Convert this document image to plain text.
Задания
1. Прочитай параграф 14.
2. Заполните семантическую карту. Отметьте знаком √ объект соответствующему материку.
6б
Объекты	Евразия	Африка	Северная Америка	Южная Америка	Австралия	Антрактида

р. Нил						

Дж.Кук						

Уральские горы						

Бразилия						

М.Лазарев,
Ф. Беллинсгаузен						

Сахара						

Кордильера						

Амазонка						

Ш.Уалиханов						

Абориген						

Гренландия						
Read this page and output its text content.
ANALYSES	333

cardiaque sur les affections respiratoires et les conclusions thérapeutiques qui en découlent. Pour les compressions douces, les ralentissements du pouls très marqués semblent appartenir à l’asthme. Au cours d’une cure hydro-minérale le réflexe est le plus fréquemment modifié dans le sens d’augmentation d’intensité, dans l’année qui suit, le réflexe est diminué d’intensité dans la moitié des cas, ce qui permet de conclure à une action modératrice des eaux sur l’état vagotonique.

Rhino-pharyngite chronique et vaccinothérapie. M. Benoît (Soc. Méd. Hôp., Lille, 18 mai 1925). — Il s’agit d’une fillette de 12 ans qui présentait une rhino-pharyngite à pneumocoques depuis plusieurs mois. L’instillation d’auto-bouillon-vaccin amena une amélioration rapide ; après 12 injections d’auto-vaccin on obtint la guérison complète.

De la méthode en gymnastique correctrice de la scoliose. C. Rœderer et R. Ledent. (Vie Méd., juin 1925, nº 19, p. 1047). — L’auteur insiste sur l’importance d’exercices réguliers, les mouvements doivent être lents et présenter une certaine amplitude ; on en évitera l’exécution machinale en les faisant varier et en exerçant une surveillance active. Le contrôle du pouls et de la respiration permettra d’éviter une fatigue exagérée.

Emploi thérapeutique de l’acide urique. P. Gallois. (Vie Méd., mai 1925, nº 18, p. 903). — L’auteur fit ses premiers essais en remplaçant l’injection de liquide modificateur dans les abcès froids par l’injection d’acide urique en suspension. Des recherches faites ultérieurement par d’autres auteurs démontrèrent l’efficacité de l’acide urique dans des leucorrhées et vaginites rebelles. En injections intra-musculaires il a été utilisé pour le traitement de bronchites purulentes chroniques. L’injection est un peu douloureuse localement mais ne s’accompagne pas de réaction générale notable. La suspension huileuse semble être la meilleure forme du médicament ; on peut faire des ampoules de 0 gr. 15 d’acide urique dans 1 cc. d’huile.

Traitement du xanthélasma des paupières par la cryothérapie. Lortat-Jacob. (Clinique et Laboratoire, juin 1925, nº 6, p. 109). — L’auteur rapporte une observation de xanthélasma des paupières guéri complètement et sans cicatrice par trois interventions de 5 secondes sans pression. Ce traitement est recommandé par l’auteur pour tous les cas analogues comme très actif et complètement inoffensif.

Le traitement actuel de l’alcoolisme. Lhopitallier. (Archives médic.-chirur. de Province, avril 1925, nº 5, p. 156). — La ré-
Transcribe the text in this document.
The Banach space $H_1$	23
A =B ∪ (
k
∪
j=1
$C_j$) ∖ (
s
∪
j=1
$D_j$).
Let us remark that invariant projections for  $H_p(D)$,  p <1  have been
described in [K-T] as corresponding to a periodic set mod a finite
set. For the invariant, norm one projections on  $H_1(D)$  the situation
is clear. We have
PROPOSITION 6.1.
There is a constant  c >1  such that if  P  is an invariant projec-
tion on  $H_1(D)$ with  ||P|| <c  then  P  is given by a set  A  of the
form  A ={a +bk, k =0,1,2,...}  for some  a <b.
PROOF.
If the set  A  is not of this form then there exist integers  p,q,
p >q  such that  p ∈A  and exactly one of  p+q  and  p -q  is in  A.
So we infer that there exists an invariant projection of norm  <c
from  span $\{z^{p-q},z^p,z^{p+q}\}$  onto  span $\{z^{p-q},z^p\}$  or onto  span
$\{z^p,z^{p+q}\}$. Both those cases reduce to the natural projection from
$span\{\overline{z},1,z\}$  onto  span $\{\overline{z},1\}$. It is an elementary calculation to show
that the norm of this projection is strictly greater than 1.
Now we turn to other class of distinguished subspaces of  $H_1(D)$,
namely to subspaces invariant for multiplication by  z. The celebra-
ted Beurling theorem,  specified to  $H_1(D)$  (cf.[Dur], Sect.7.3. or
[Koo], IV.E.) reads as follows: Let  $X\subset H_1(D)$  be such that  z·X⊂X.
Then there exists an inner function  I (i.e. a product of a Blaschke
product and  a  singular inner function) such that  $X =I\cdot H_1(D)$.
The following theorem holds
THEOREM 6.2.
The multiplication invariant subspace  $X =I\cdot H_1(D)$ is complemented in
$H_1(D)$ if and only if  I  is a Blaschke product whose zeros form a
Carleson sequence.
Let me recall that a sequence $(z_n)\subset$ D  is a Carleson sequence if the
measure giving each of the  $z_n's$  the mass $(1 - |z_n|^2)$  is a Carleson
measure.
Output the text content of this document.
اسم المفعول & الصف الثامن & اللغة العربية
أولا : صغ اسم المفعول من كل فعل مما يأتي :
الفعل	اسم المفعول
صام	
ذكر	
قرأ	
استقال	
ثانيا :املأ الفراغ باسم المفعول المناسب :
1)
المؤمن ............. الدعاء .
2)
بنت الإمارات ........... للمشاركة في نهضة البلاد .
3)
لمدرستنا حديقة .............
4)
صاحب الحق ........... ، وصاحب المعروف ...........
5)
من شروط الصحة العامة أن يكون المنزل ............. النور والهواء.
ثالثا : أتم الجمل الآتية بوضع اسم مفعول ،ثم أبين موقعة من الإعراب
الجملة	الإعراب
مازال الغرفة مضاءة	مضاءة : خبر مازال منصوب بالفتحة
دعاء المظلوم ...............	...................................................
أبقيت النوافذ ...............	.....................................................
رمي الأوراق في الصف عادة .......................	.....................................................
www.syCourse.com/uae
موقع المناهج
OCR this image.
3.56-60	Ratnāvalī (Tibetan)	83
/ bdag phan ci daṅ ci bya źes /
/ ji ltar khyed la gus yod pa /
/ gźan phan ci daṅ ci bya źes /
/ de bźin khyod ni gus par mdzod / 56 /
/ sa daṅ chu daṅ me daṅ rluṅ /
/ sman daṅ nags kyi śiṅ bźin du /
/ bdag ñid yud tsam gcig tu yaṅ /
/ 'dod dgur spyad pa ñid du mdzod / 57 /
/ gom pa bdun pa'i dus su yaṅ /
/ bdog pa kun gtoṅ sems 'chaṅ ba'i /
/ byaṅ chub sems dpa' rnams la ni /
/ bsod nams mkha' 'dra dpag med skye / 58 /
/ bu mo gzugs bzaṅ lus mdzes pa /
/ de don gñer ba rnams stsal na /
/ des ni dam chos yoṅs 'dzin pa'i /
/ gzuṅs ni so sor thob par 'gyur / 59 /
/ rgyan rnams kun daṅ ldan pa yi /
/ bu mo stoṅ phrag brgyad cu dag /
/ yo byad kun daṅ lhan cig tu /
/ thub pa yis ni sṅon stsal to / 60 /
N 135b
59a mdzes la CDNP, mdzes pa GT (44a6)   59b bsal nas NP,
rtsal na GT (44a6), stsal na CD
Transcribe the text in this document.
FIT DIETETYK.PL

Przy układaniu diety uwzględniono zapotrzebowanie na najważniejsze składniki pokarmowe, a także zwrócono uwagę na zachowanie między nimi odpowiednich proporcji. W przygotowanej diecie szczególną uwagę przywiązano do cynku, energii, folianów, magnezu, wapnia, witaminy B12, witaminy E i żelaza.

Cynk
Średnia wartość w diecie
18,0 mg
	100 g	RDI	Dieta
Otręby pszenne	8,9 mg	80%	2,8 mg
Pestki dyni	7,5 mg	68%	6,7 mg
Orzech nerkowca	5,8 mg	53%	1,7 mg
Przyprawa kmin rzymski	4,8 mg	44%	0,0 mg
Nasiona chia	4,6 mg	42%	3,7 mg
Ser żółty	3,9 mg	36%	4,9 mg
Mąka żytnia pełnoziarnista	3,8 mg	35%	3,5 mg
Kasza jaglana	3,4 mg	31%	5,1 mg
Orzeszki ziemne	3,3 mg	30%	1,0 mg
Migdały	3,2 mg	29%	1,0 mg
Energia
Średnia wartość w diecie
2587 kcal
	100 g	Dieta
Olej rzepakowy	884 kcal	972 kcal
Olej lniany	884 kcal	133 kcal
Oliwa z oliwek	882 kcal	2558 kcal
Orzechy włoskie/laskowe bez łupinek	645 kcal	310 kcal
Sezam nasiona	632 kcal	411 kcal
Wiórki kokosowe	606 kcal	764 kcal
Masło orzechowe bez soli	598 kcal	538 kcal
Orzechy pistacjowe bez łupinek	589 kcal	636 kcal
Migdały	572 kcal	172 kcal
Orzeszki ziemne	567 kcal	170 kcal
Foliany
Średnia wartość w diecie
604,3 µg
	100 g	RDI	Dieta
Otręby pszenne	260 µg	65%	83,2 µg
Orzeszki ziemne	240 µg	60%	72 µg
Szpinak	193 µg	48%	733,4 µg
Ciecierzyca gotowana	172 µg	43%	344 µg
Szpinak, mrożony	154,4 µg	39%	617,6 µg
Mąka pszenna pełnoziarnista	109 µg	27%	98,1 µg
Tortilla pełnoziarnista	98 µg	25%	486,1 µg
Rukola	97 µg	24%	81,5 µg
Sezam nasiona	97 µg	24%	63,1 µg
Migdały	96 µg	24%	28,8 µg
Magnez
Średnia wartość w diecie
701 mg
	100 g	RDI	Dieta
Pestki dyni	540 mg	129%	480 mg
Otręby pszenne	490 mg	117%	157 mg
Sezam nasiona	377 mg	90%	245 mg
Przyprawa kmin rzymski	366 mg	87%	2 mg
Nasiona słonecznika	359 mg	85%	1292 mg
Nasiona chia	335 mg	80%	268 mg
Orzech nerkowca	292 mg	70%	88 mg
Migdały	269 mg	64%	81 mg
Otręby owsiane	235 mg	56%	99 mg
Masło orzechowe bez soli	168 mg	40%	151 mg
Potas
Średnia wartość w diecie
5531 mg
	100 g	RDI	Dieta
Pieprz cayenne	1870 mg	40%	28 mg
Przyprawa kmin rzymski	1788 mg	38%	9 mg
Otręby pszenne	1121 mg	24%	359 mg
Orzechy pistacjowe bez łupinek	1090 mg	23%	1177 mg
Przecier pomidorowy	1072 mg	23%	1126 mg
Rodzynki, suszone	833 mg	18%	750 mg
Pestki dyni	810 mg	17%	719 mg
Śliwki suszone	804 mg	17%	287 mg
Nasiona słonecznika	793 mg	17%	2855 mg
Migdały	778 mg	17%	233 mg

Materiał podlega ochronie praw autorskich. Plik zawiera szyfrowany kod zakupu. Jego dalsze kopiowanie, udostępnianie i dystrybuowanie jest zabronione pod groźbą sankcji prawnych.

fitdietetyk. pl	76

DIRECTIONS FOR THIS TASK - In the records above, how many lines hold the string "phan"? Reply with only the number.

WORKED SOLUTION - 2